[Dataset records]
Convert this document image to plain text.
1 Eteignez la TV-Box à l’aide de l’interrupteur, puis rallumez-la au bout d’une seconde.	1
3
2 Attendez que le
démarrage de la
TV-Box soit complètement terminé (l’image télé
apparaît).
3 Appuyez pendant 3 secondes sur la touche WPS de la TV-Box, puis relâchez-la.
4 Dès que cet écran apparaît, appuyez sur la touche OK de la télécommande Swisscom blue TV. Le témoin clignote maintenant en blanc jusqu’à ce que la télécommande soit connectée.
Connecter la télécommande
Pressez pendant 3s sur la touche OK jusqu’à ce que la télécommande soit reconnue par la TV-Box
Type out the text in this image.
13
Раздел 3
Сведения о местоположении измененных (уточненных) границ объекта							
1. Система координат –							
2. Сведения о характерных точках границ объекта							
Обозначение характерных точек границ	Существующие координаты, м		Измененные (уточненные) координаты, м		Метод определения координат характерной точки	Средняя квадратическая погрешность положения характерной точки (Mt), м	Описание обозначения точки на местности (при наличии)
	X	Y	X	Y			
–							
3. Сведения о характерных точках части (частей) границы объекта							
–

*EXERCISE GOAL*. Reproduce each record shown above without altering a single word.

*WRITTEN RESPONSE*.
Convert this document image to plain text.
1 Eteignez la TV-Box à l’aide de l’interrupteur, puis rallumez-la au bout d’une seconde.	1
3
2 Attendez que le
démarrage de la
TV-Box soit complètement terminé (l’image télé
apparaît).
3 Appuyez pendant 3 secondes sur la touche WPS de la TV-Box, puis relâchez-la.
4 Dès que cet écran apparaît, appuyez sur la touche OK de la télécommande Swisscom blue TV. Le témoin clignote maintenant en blanc jusqu’à ce que la télécommande soit connectée.
Connecter la télécommande
Pressez pendant 3s sur la touche OK jusqu’à ce que la télécommande soit reconnue par la TV-Box
Type out the text in this image.
13
Раздел 3
Сведения о местоположении измененных (уточненных) границ объекта							
1. Система координат –							
2. Сведения о характерных точках границ объекта							
Обозначение характерных точек границ	Существующие координаты, м		Измененные (уточненные) координаты, м		Метод определения координат характерной точки	Средняя квадратическая погрешность положения характерной точки (Mt), м	Описание обозначения точки на местности (при наличии)
	X	Y	X	Y			
–							
3. Сведения о характерных точках части (частей) границы объекта							
–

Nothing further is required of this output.